Dataset records on visual material
## start
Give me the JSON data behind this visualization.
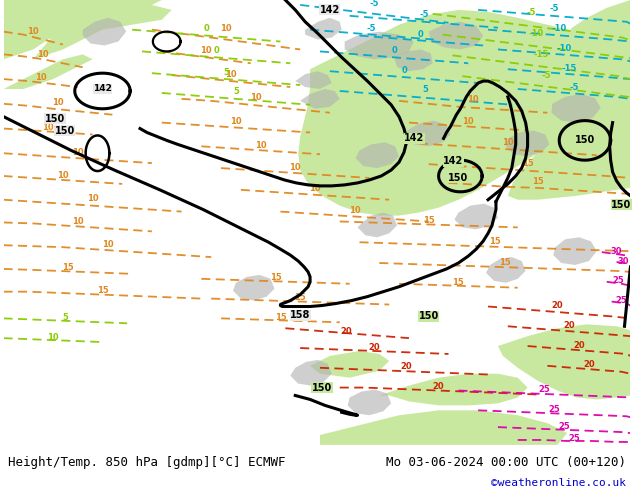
{
  "title_left": "Height/Temp. 850 hPa [gdmp][°C] ECMWF",
  "title_right": "Mo 03-06-2024 00:00 UTC (00+120)",
  "credit": "©weatheronline.co.uk",
  "bg_gray": "#e8e8e8",
  "bg_white": "#f0f0f0",
  "green_light": "#c8e8a0",
  "green_mid": "#b0dc80",
  "land_gray": "#b8b8b8",
  "orange_col": "#e08820",
  "red_col": "#cc2200",
  "pink_col": "#dd00aa",
  "cyan_col": "#00aacc",
  "ygreen_col": "#88cc00",
  "black_col": "#000000",
  "credit_color": "#0000cc"
}
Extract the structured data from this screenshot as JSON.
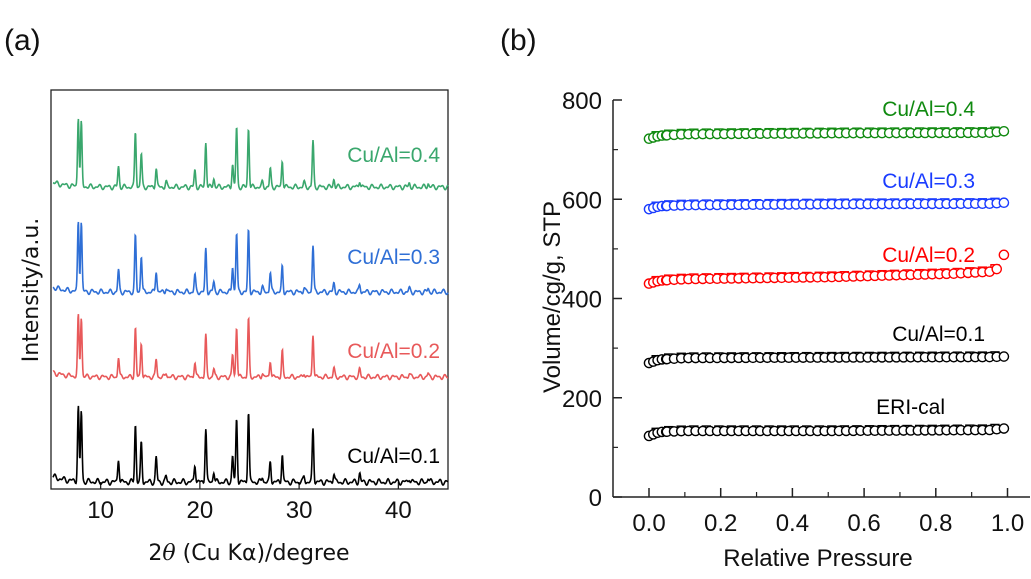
## end
**Job:**
Transcribe each line above verbatim, with the pictures left out.

**Answer to this exercise:**
Give me the JSON data behind this visualization.
{
  "title_left": "Height/Temp. 850 hPa [gdmp][°C] ECMWF",
  "title_right": "Mo 03-06-2024 00:00 UTC (00+120)",
  "credit": "©weatheronline.co.uk",
  "bg_gray": "#e8e8e8",
  "bg_white": "#f0f0f0",
  "green_light": "#c8e8a0",
  "green_mid": "#b0dc80",
  "land_gray": "#b8b8b8",
  "orange_col": "#e08820",
  "red_col": "#cc2200",
  "pink_col": "#dd00aa",
  "cyan_col": "#00aacc",
  "ygreen_col": "#88cc00",
  "black_col": "#000000",
  "credit_color": "#0000cc"
}
Extract the structured data from this screenshot as JSON.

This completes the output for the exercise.